→ **PROBLEM DESCRIPTION**
The entire listing is to be repeated verbatim.

→ **RECORDS FOR THIS EXERCISE**
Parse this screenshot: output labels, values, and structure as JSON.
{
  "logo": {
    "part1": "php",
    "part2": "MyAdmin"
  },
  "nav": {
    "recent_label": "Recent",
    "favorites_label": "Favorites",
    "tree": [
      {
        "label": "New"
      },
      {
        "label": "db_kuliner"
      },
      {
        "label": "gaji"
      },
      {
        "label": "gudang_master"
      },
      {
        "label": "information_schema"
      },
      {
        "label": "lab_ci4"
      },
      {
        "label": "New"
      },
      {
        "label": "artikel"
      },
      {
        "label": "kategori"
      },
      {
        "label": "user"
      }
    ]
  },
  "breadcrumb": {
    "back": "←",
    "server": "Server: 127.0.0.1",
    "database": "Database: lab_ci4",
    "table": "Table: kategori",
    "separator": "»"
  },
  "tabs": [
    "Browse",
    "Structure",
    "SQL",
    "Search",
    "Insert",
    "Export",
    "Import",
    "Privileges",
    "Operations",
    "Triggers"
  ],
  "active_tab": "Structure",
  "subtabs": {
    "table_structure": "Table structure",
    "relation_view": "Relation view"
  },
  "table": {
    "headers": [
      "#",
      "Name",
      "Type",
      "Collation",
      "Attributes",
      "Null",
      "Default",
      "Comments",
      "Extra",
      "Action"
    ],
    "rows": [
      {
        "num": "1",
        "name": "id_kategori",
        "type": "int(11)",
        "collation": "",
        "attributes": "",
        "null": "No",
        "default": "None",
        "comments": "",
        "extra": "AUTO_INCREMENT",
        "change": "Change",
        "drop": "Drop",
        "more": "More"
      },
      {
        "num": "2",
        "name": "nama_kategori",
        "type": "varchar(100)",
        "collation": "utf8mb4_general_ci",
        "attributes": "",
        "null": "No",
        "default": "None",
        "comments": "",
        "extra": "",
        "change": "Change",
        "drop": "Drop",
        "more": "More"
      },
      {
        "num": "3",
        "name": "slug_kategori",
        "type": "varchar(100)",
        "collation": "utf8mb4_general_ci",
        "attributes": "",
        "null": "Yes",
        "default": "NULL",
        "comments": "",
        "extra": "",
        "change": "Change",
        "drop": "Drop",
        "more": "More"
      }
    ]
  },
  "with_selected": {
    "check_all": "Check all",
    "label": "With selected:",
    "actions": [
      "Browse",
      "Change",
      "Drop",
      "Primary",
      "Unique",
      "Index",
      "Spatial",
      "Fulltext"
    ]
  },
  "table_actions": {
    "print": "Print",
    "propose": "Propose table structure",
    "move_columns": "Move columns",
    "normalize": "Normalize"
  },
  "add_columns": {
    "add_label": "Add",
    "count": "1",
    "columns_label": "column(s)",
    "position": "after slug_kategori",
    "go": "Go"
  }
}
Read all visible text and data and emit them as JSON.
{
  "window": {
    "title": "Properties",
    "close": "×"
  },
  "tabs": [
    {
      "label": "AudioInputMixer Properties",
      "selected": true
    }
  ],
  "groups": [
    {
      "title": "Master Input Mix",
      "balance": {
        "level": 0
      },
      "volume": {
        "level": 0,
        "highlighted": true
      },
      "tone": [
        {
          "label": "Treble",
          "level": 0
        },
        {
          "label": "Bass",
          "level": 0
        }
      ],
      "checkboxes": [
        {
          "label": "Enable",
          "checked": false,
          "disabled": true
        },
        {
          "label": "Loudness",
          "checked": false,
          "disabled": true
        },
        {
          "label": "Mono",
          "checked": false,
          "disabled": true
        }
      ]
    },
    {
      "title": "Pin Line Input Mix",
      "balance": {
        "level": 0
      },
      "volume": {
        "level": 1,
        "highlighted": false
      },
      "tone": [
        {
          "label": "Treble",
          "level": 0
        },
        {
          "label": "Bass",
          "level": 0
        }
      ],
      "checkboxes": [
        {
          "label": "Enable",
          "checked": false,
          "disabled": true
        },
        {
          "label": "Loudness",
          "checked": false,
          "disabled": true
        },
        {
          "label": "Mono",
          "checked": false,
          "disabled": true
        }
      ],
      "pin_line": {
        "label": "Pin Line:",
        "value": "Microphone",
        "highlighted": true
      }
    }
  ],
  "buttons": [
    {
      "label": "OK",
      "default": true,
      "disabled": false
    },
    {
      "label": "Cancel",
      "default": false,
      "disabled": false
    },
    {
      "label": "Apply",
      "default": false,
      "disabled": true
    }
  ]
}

→ **RIGHT ANSWER**
Parse this screenshot: output labels, values, and structure as JSON.
{
  "logo": {
    "part1": "php",
    "part2": "MyAdmin"
  },
  "nav": {
    "recent_label": "Recent",
    "favorites_label": "Favorites",
    "tree": [
      {
        "label": "New"
      },
      {
        "label": "db_kuliner"
      },
      {
        "label": "gaji"
      },
      {
        "label": "gudang_master"
      },
      {
        "label": "information_schema"
      },
      {
        "label": "lab_ci4"
      },
      {
        "label": "New"
      },
      {
        "label": "artikel"
      },
      {
        "label": "kategori"
      },
      {
        "label": "user"
      }
    ]
  },
  "breadcrumb": {
    "back": "←",
    "server": "Server: 127.0.0.1",
    "database": "Database: lab_ci4",
    "table": "Table: kategori",
    "separator": "»"
  },
  "tabs": [
    "Browse",
    "Structure",
    "SQL",
    "Search",
    "Insert",
    "Export",
    "Import",
    "Privileges",
    "Operations",
    "Triggers"
  ],
  "active_tab": "Structure",
  "subtabs": {
    "table_structure": "Table structure",
    "relation_view": "Relation view"
  },
  "table": {
    "headers": [
      "#",
      "Name",
      "Type",
      "Collation",
      "Attributes",
      "Null",
      "Default",
      "Comments",
      "Extra",
      "Action"
    ],
    "rows": [
      {
        "num": "1",
        "name": "id_kategori",
        "type": "int(11)",
        "collation": "",
        "attributes": "",
        "null": "No",
        "default": "None",
        "comments": "",
        "extra": "AUTO_INCREMENT",
        "change": "Change",
        "drop": "Drop",
        "more": "More"
      },
      {
        "num": "2",
        "name": "nama_kategori",
        "type": "varchar(100)",
        "collation": "utf8mb4_general_ci",
        "attributes": "",
        "null": "No",
        "default": "None",
        "comments": "",
        "extra": "",
        "change": "Change",
        "drop": "Drop",
        "more": "More"
      },
      {
        "num": "3",
        "name": "slug_kategori",
        "type": "varchar(100)",
        "collation": "utf8mb4_general_ci",
        "attributes": "",
        "null": "Yes",
        "default": "NULL",
        "comments": "",
        "extra": "",
        "change": "Change",
        "drop": "Drop",
        "more": "More"
      }
    ]
  },
  "with_selected": {
    "check_all": "Check all",
    "label": "With selected:",
    "actions": [
      "Browse",
      "Change",
      "Drop",
      "Primary",
      "Unique",
      "Index",
      "Spatial",
      "Fulltext"
    ]
  },
  "table_actions": {
    "print": "Print",
    "propose": "Propose table structure",
    "move_columns": "Move columns",
    "normalize": "Normalize"
  },
  "add_columns": {
    "add_label": "Add",
    "count": "1",
    "columns_label": "column(s)",
    "position": "after slug_kategori",
    "go": "Go"
  }
}
Read all visible text and data and emit them as JSON.
{
  "window": {
    "title": "Properties",
    "close": "×"
  },
  "tabs": [
    {
      "label": "AudioInputMixer Properties",
      "selected": true
    }
  ],
  "groups": [
    {
      "title": "Master Input Mix",
      "balance": {
        "level": 0
      },
      "volume": {
        "level": 0,
        "highlighted": true
      },
      "tone": [
        {
          "label": "Treble",
          "level": 0
        },
        {
          "label": "Bass",
          "level": 0
        }
      ],
      "checkboxes": [
        {
          "label": "Enable",
          "checked": false,
          "disabled": true
        },
        {
          "label": "Loudness",
          "checked": false,
          "disabled": true
        },
        {
          "label": "Mono",
          "checked": false,
          "disabled": true
        }
      ]
    },
    {
      "title": "Pin Line Input Mix",
      "balance": {
        "level": 0
      },
      "volume": {
        "level": 1,
        "highlighted": false
      },
      "tone": [
        {
          "label": "Treble",
          "level": 0
        },
        {
          "label": "Bass",
          "level": 0
        }
      ],
      "checkboxes": [
        {
          "label": "Enable",
          "checked": false,
          "disabled": true
        },
        {
          "label": "Loudness",
          "checked": false,
          "disabled": true
        },
        {
          "label": "Mono",
          "checked": false,
          "disabled": true
        }
      ],
      "pin_line": {
        "label": "Pin Line:",
        "value": "Microphone",
        "highlighted": true
      }
    }
  ],
  "buttons": [
    {
      "label": "OK",
      "default": true,
      "disabled": false
    },
    {
      "label": "Cancel",
      "default": false,
      "disabled": false
    },
    {
      "label": "Apply",
      "default": false,
      "disabled": true
    }
  ]
}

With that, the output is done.